_Stored rows_.

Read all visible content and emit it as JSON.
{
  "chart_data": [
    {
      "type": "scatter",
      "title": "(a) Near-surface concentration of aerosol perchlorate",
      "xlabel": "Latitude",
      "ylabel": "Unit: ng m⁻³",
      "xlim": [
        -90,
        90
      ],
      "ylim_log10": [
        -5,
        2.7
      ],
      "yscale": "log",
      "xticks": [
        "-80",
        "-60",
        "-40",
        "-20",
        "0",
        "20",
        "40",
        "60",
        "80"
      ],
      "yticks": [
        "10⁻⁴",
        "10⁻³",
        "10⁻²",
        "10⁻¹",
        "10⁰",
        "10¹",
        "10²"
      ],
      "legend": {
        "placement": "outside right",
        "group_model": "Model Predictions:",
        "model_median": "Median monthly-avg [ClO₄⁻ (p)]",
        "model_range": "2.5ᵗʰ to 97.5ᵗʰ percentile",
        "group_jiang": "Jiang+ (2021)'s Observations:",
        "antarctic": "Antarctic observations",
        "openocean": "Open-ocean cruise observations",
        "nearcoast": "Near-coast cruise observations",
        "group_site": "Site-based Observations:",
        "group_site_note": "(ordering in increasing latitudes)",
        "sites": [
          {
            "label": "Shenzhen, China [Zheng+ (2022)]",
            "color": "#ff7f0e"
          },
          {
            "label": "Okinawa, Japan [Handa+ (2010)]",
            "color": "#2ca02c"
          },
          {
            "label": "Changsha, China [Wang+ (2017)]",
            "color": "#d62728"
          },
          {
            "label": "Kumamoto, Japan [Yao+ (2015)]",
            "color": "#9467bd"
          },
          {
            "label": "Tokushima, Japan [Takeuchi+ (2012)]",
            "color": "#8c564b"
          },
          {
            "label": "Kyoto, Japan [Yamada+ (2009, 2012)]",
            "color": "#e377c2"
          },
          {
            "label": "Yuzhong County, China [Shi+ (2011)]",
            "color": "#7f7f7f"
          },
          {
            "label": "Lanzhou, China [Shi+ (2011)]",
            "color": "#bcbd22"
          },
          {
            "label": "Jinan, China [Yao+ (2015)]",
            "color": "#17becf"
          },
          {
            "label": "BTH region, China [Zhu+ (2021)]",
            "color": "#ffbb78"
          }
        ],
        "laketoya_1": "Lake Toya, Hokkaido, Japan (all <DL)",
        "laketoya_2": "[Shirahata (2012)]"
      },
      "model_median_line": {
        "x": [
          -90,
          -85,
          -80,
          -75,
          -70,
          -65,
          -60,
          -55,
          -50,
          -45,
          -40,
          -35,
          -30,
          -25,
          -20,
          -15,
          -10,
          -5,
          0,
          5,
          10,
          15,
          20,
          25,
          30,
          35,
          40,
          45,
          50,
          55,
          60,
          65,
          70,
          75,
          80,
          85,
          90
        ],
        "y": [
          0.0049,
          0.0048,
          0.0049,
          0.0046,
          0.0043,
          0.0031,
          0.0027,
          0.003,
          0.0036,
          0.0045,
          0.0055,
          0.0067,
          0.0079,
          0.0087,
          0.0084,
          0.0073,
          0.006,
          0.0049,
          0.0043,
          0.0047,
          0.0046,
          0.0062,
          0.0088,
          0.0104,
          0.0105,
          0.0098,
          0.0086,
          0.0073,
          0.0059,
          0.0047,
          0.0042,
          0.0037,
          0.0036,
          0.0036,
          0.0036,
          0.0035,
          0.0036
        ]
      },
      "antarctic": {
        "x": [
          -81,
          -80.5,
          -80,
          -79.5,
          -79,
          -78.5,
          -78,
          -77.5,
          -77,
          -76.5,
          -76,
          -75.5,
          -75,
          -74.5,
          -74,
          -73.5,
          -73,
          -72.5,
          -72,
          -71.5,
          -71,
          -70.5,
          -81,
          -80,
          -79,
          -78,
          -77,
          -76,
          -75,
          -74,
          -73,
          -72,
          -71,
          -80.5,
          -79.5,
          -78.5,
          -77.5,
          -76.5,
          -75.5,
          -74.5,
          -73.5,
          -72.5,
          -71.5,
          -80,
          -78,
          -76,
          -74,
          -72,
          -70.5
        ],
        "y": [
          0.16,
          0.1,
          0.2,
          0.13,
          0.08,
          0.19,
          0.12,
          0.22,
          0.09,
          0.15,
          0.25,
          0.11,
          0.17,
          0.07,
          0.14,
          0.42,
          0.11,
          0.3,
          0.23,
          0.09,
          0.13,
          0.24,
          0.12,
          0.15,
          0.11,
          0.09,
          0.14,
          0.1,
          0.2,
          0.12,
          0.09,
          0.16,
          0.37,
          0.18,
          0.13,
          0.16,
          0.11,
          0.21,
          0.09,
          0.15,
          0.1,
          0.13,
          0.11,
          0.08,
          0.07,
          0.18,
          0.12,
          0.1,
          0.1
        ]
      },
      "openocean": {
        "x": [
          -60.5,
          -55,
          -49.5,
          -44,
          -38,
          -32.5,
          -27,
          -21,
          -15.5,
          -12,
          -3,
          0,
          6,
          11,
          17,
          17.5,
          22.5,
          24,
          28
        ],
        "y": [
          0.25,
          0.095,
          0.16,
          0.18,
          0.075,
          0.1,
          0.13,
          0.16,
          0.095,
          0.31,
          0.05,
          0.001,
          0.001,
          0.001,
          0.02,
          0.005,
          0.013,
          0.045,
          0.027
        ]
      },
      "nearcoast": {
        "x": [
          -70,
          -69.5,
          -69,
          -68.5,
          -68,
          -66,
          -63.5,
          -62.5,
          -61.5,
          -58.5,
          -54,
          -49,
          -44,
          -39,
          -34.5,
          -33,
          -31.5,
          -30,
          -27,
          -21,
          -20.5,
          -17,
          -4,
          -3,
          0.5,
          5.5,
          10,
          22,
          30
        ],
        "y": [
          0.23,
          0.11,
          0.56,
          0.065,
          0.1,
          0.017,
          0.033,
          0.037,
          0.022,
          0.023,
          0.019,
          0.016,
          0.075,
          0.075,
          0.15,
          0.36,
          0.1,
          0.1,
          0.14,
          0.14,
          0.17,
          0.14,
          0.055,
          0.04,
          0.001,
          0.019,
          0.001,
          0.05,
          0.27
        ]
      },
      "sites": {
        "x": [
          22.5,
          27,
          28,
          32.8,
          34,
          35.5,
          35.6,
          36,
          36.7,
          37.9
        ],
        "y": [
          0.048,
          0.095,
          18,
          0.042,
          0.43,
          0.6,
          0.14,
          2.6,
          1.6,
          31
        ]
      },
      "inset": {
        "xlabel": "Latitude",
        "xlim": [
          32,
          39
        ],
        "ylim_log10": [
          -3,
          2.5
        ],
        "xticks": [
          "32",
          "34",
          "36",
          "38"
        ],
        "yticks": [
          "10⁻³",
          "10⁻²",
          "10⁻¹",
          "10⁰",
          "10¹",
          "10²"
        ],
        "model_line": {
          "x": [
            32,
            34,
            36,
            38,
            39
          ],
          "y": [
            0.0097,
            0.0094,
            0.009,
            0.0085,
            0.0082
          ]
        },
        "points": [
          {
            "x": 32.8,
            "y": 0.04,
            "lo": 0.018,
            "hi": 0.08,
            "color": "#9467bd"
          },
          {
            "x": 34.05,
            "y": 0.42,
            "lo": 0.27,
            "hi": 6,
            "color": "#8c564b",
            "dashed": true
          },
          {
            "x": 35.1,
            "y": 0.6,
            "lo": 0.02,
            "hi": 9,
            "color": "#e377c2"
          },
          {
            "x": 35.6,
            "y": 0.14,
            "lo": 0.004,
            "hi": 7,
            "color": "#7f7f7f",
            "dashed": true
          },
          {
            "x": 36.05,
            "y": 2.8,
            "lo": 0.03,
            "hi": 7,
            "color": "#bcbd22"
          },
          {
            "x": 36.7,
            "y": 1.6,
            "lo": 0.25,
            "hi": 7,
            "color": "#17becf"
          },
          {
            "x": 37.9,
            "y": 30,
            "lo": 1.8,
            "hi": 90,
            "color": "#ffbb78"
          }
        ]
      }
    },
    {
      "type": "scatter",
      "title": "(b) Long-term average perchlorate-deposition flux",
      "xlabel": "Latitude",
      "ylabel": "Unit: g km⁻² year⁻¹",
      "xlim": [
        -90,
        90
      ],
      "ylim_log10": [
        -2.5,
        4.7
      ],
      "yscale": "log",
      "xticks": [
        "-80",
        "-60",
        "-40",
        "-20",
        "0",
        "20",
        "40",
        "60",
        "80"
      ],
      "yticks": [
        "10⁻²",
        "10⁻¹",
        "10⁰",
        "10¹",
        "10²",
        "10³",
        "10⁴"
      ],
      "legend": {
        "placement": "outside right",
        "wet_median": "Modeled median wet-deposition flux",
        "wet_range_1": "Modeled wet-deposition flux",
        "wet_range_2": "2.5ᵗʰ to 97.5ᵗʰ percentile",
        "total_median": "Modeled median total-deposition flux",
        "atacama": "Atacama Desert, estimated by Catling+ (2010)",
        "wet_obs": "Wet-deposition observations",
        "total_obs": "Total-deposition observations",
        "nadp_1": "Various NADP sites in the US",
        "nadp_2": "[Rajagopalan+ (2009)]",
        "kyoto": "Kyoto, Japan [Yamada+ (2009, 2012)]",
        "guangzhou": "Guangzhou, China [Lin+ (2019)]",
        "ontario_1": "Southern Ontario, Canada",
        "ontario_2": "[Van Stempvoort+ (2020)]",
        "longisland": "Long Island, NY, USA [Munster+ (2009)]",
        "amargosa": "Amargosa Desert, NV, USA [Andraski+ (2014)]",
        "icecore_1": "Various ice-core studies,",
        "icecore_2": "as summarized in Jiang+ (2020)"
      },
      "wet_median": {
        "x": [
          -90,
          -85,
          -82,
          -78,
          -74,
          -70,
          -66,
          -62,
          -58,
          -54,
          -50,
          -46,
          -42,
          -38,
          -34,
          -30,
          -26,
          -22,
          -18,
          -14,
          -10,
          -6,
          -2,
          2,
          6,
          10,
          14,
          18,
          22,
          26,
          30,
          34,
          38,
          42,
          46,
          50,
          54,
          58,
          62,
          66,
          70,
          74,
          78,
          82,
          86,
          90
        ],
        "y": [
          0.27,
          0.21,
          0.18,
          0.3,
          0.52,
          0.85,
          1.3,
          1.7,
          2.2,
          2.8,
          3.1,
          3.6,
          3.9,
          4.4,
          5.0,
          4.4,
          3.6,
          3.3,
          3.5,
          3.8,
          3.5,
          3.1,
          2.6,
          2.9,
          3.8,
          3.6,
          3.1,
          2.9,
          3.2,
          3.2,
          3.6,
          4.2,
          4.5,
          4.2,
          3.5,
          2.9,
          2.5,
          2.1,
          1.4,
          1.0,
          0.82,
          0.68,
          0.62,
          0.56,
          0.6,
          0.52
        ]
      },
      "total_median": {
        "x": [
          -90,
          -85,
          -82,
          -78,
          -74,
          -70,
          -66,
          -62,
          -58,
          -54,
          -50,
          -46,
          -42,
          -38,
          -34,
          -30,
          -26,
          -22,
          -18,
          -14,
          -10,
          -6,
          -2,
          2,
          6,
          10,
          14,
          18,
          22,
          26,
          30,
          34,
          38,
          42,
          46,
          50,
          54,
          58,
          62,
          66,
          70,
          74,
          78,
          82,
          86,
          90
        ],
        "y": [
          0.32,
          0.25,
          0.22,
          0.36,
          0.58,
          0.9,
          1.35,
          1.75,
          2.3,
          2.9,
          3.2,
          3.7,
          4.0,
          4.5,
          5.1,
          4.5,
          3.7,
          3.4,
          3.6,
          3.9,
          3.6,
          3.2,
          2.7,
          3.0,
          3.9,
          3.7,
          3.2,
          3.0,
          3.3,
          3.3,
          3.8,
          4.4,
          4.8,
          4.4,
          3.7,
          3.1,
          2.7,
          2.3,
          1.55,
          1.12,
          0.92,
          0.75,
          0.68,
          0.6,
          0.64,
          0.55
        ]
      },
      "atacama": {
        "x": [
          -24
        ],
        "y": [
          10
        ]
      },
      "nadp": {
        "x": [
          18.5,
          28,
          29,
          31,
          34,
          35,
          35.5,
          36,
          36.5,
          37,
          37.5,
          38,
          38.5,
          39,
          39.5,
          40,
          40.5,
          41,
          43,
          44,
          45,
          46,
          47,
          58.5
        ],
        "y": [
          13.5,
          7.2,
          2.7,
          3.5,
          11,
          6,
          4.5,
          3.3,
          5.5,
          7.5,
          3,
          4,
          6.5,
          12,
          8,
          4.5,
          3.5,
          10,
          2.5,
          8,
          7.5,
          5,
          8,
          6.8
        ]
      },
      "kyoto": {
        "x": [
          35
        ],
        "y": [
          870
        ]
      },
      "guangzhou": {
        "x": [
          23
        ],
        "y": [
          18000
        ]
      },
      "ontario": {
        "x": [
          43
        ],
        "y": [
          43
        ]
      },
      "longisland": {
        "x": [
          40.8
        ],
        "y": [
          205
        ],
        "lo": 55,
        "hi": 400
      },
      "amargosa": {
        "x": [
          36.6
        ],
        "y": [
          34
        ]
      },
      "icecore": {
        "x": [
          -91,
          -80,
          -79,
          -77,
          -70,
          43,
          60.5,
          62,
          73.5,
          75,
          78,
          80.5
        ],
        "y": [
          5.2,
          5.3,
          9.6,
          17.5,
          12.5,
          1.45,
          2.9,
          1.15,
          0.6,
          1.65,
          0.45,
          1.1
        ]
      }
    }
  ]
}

_What this task involves_. Identify all lines in the records above with the word "cruise".

_Reply_.
        "openocean": "Open-ocean cruise observations",
        "nearcoast": "Near-coast cruise observations",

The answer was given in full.